**Dataset content:**
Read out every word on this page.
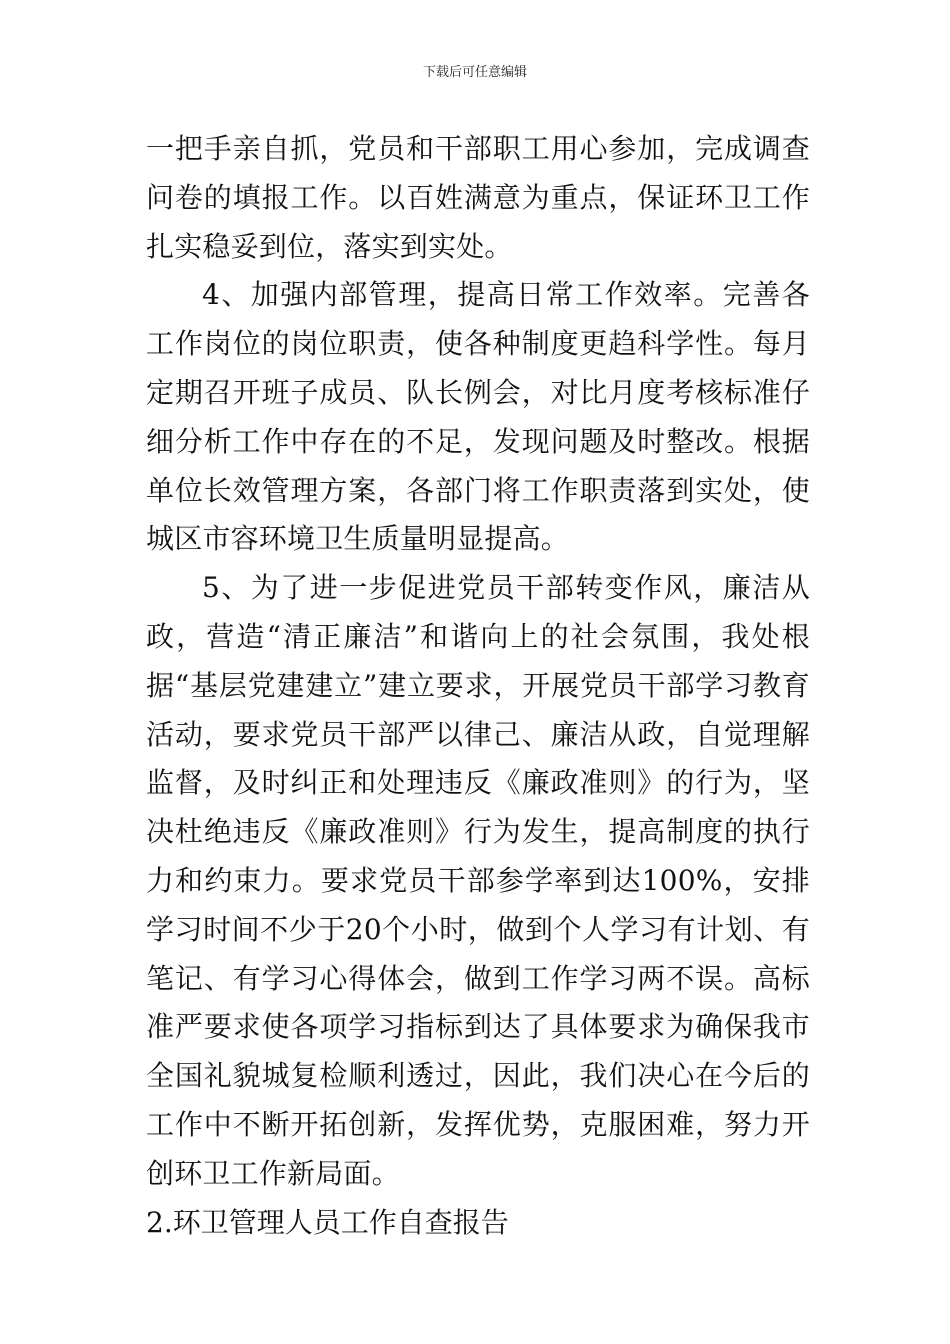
下载后可任意编辑

一把手亲自抓，党员和干部职工用心参加，完成调查问卷的填报工作。以百姓满意为重点，保证环卫工作扎实稳妥到位，落实到实处。

4、加强内部管理，提高日常工作效率。完善各工作岗位的岗位职责，使各种制度更趋科学性。每月定期召开班子成员、队长例会，对比月度考核标准仔细分析工作中存在的不足，发现问题及时整改。根据单位长效管理方案，各部门将工作职责落到实处，使城区市容环境卫生质量明显提高。

5、为了进一步促进党员干部转变作风，廉洁从政，营造“清正廉洁”和谐向上的社会氛围，我处根据“基层党建建立”建立要求，开展党员干部学习教育活动，要求党员干部严以律己、廉洁从政，自觉理解监督，及时纠正和处理违反《廉政准则》的行为，坚决杜绝违反《廉政准则》行为发生，提高制度的执行力和约束力。要求党员干部参学率到达100%，安排学习时间不少于20个小时，做到个人学习有计划、有笔记、有学习心得体会，做到工作学习两不误。高标准严要求使各项学习指标到达了具体要求为确保我市全国礼貌城复检顺利透过，因此，我们决心在今后的工作中不断开拓创新，发挥优势，克服困难，努力开创环卫工作新局面。

2.环卫管理人员工作自查报告
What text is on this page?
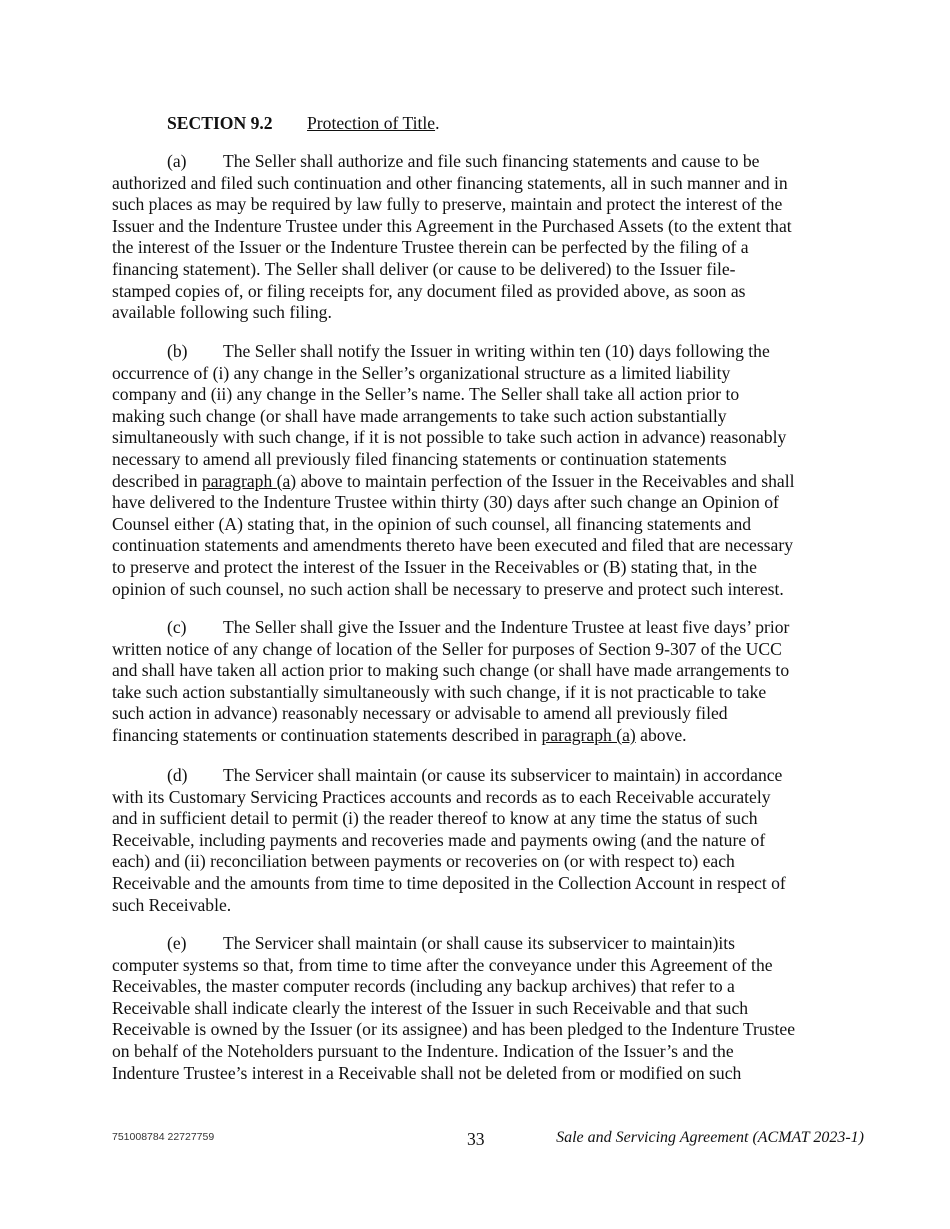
SECTION 9.2 Protection of Title.
(a) The Seller shall authorize and file such financing statements and cause to be
authorized and filed such continuation and other financing statements, all in such manner and in
such places as may be required by law fully to preserve, maintain and protect the interest of the
Issuer and the Indenture Trustee under this Agreement in the Purchased Assets (to the extent that
the interest of the Issuer or the Indenture Trustee therein can be perfected by the filing of a
financing statement). The Seller shall deliver (or cause to be delivered) to the Issuer file-
stamped copies of, or filing receipts for, any document filed as provided above, as soon as
available following such filing.
(b) The Seller shall notify the Issuer in writing within ten (10) days following the
occurrence of (i) any change in the Seller’s organizational structure as a limited liability
company and (ii) any change in the Seller’s name. The Seller shall take all action prior to
making such change (or shall have made arrangements to take such action substantially
simultaneously with such change, if it is not possible to take such action in advance) reasonably
necessary to amend all previously filed financing statements or continuation statements
described in paragraph (a) above to maintain perfection of the Issuer in the Receivables and shall
have delivered to the Indenture Trustee within thirty (30) days after such change an Opinion of
Counsel either (A) stating that, in the opinion of such counsel, all financing statements and
continuation statements and amendments thereto have been executed and filed that are necessary
to preserve and protect the interest of the Issuer in the Receivables or (B) stating that, in the
opinion of such counsel, no such action shall be necessary to preserve and protect such interest.
(c) The Seller shall give the Issuer and the Indenture Trustee at least five days’ prior
written notice of any change of location of the Seller for purposes of Section 9-307 of the UCC
and shall have taken all action prior to making such change (or shall have made arrangements to
take such action substantially simultaneously with such change, if it is not practicable to take
such action in advance) reasonably necessary or advisable to amend all previously filed
financing statements or continuation statements described in paragraph (a) above.
(d) The Servicer shall maintain (or cause its subservicer to maintain) in accordance
with its Customary Servicing Practices accounts and records as to each Receivable accurately
and in sufficient detail to permit (i) the reader thereof to know at any time the status of such
Receivable, including payments and recoveries made and payments owing (and the nature of
each) and (ii) reconciliation between payments or recoveries on (or with respect to) each
Receivable and the amounts from time to time deposited in the Collection Account in respect of
such Receivable.
(e) The Servicer shall maintain (or shall cause its subservicer to maintain)its
computer systems so that, from time to time after the conveyance under this Agreement of the
Receivables, the master computer records (including any backup archives) that refer to a
Receivable shall indicate clearly the interest of the Issuer in such Receivable and that such
Receivable is owned by the Issuer (or its assignee) and has been pledged to the Indenture Trustee
on behalf of the Noteholders pursuant to the Indenture. Indication of the Issuer’s and the
Indenture Trustee’s interest in a Receivable shall not be deleted from or modified on such
751008784 22727759	33	Sale and Servicing Agreement (ACMAT 2023-1)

**Given request:** Your copy of the data should match it exactly, except that pictures are left out.

**Output for this task:**
Read out every word on this page.
下载后可任意编辑

一把手亲自抓，党员和干部职工用心参加，完成调查问卷的填报工作。以百姓满意为重点，保证环卫工作扎实稳妥到位，落实到实处。

4、加强内部管理，提高日常工作效率。完善各工作岗位的岗位职责，使各种制度更趋科学性。每月定期召开班子成员、队长例会，对比月度考核标准仔细分析工作中存在的不足，发现问题及时整改。根据单位长效管理方案，各部门将工作职责落到实处，使城区市容环境卫生质量明显提高。

5、为了进一步促进党员干部转变作风，廉洁从政，营造“清正廉洁”和谐向上的社会氛围，我处根据“基层党建建立”建立要求，开展党员干部学习教育活动，要求党员干部严以律己、廉洁从政，自觉理解监督，及时纠正和处理违反《廉政准则》的行为，坚决杜绝违反《廉政准则》行为发生，提高制度的执行力和约束力。要求党员干部参学率到达100%，安排学习时间不少于20个小时，做到个人学习有计划、有笔记、有学习心得体会，做到工作学习两不误。高标准严要求使各项学习指标到达了具体要求为确保我市全国礼貌城复检顺利透过，因此，我们决心在今后的工作中不断开拓创新，发挥优势，克服困难，努力开创环卫工作新局面。

2.环卫管理人员工作自查报告
What text is on this page?
SECTION 9.2 Protection of Title.
(a) The Seller shall authorize and file such financing statements and cause to be
authorized and filed such continuation and other financing statements, all in such manner and in
such places as may be required by law fully to preserve, maintain and protect the interest of the
Issuer and the Indenture Trustee under this Agreement in the Purchased Assets (to the extent that
the interest of the Issuer or the Indenture Trustee therein can be perfected by the filing of a
financing statement). The Seller shall deliver (or cause to be delivered) to the Issuer file-
stamped copies of, or filing receipts for, any document filed as provided above, as soon as
available following such filing.
(b) The Seller shall notify the Issuer in writing within ten (10) days following the
occurrence of (i) any change in the Seller’s organizational structure as a limited liability
company and (ii) any change in the Seller’s name. The Seller shall take all action prior to
making such change (or shall have made arrangements to take such action substantially
simultaneously with such change, if it is not possible to take such action in advance) reasonably
necessary to amend all previously filed financing statements or continuation statements
described in paragraph (a) above to maintain perfection of the Issuer in the Receivables and shall
have delivered to the Indenture Trustee within thirty (30) days after such change an Opinion of
Counsel either (A) stating that, in the opinion of such counsel, all financing statements and
continuation statements and amendments thereto have been executed and filed that are necessary
to preserve and protect the interest of the Issuer in the Receivables or (B) stating that, in the
opinion of such counsel, no such action shall be necessary to preserve and protect such interest.
(c) The Seller shall give the Issuer and the Indenture Trustee at least five days’ prior
written notice of any change of location of the Seller for purposes of Section 9-307 of the UCC
and shall have taken all action prior to making such change (or shall have made arrangements to
take such action substantially simultaneously with such change, if it is not practicable to take
such action in advance) reasonably necessary or advisable to amend all previously filed
financing statements or continuation statements described in paragraph (a) above.
(d) The Servicer shall maintain (or cause its subservicer to maintain) in accordance
with its Customary Servicing Practices accounts and records as to each Receivable accurately
and in sufficient detail to permit (i) the reader thereof to know at any time the status of such
Receivable, including payments and recoveries made and payments owing (and the nature of
each) and (ii) reconciliation between payments or recoveries on (or with respect to) each
Receivable and the amounts from time to time deposited in the Collection Account in respect of
such Receivable.
(e) The Servicer shall maintain (or shall cause its subservicer to maintain)its
computer systems so that, from time to time after the conveyance under this Agreement of the
Receivables, the master computer records (including any backup archives) that refer to a
Receivable shall indicate clearly the interest of the Issuer in such Receivable and that such
Receivable is owned by the Issuer (or its assignee) and has been pledged to the Indenture Trustee
on behalf of the Noteholders pursuant to the Indenture. Indication of the Issuer’s and the
Indenture Trustee’s interest in a Receivable shall not be deleted from or modified on such
751008784 22727759	33	Sale and Servicing Agreement (ACMAT 2023-1)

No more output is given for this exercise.